Short exercise - Check every line of the entries for "this", and copy the lines that hold it.

Listed entries -

* * *

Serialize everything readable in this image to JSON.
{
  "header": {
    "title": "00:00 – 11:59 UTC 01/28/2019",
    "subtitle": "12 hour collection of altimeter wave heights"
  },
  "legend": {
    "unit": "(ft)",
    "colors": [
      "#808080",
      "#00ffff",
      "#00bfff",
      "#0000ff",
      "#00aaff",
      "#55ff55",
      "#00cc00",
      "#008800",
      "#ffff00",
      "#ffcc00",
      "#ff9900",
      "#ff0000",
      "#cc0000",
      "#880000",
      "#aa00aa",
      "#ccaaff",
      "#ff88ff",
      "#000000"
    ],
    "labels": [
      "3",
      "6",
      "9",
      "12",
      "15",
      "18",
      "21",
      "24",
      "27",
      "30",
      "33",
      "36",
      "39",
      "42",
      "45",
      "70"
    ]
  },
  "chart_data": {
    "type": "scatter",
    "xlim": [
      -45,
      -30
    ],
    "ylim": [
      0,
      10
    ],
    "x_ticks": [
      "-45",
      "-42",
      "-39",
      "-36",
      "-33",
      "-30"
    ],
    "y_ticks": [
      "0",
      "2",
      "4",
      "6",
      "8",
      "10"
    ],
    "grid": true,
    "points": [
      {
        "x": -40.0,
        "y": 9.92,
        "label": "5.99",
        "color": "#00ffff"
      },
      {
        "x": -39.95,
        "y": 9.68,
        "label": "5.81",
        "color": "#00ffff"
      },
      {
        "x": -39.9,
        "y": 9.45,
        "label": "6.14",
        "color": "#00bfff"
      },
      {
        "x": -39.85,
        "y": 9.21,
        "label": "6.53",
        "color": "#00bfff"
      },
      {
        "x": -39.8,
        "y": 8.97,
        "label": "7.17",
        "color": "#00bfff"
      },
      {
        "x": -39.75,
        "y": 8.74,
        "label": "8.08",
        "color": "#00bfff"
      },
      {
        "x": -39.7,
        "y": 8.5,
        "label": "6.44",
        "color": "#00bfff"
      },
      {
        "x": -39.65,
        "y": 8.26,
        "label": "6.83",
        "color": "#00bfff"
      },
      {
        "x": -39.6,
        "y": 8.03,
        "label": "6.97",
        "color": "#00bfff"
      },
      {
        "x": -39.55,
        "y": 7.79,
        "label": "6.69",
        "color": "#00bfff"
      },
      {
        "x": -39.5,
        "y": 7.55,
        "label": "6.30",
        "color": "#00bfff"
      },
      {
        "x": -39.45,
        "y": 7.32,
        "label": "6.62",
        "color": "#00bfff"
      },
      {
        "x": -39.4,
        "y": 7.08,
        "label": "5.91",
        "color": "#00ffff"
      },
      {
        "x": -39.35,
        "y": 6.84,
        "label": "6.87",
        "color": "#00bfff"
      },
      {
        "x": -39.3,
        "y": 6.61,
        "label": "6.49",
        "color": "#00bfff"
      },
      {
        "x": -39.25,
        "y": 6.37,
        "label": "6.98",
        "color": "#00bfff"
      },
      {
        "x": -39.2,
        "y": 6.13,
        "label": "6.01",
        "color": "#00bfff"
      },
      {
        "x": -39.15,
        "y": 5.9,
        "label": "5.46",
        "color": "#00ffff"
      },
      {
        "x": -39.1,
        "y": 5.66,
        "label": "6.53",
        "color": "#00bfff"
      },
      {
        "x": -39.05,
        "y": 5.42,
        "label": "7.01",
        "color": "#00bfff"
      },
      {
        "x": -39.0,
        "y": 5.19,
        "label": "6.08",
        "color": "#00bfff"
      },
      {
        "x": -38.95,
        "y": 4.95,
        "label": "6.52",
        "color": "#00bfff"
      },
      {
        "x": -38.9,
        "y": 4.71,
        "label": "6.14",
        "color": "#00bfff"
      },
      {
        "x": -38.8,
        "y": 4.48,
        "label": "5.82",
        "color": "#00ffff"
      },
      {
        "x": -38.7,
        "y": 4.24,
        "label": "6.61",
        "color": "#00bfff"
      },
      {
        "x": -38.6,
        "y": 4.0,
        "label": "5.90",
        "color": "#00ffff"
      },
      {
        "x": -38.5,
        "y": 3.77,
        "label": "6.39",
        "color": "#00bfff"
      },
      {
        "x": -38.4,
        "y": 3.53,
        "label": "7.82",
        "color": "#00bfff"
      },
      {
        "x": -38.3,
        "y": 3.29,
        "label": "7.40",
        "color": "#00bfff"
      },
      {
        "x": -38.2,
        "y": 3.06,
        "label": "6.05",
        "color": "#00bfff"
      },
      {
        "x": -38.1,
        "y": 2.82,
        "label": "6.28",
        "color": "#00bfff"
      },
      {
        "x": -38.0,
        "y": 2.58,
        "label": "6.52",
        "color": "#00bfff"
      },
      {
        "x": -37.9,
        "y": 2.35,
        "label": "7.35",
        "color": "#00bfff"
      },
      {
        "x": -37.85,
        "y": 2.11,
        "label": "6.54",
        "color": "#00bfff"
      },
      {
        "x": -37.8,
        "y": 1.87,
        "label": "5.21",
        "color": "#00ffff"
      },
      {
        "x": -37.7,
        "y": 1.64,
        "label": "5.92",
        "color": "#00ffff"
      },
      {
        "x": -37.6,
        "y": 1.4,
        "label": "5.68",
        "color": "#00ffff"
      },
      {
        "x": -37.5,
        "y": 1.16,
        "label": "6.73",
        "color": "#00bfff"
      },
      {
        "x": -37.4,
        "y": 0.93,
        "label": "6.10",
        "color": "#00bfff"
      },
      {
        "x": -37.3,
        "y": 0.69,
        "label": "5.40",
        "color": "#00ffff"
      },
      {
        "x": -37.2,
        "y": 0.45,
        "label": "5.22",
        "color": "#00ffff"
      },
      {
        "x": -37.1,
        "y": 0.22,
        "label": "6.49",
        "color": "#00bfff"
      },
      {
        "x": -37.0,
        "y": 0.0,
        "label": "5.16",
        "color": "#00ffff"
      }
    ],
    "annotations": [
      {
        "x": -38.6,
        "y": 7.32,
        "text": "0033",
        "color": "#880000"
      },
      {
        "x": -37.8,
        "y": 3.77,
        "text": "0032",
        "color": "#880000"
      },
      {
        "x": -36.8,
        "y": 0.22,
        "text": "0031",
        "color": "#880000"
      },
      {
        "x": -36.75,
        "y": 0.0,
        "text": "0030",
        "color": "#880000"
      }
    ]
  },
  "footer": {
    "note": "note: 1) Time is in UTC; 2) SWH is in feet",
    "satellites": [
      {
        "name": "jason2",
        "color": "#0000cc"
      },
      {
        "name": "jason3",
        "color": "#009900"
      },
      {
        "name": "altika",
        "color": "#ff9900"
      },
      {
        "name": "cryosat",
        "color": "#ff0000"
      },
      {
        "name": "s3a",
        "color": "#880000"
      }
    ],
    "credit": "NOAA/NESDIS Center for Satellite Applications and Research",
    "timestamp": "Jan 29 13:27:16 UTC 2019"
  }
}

* * *

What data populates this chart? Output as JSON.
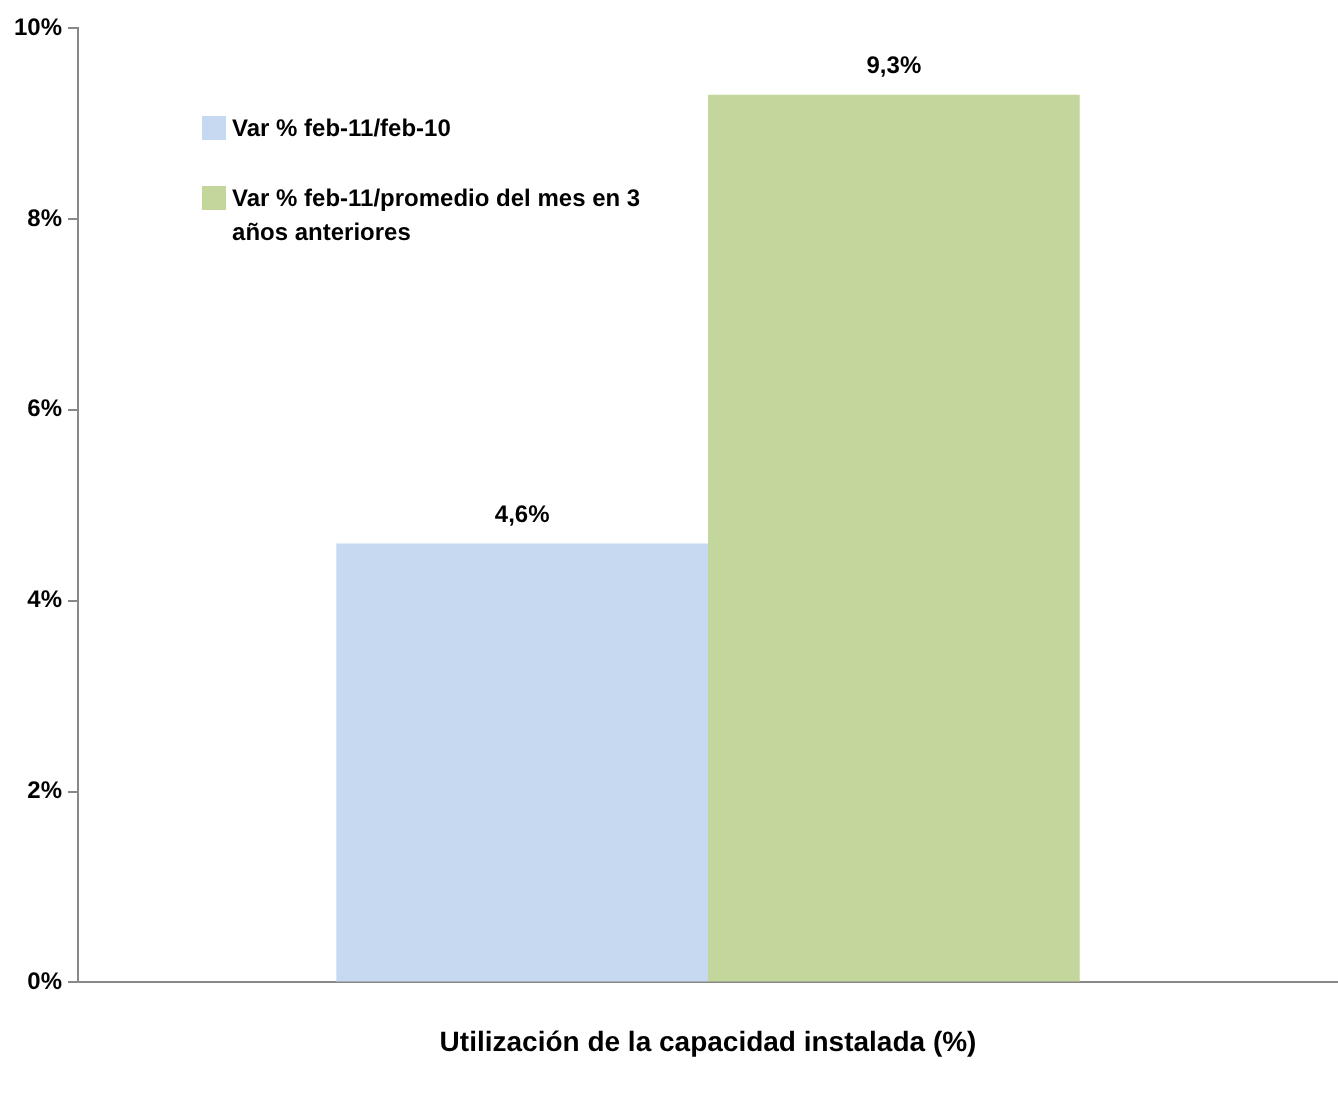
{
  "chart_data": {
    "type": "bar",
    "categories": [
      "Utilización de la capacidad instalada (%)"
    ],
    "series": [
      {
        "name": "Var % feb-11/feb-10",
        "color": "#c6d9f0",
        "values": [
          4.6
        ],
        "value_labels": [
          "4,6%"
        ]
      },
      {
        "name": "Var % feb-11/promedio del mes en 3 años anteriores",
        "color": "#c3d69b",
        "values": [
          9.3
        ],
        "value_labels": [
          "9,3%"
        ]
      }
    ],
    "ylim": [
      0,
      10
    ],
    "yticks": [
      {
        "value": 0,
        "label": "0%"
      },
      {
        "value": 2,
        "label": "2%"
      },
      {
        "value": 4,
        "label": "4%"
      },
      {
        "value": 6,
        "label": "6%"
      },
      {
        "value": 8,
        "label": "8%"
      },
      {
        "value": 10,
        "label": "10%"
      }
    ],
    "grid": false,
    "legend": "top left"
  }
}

* * *

Problem solution -
Serialize everything readable in this image to JSON.
What data populates this chart? Output as JSON.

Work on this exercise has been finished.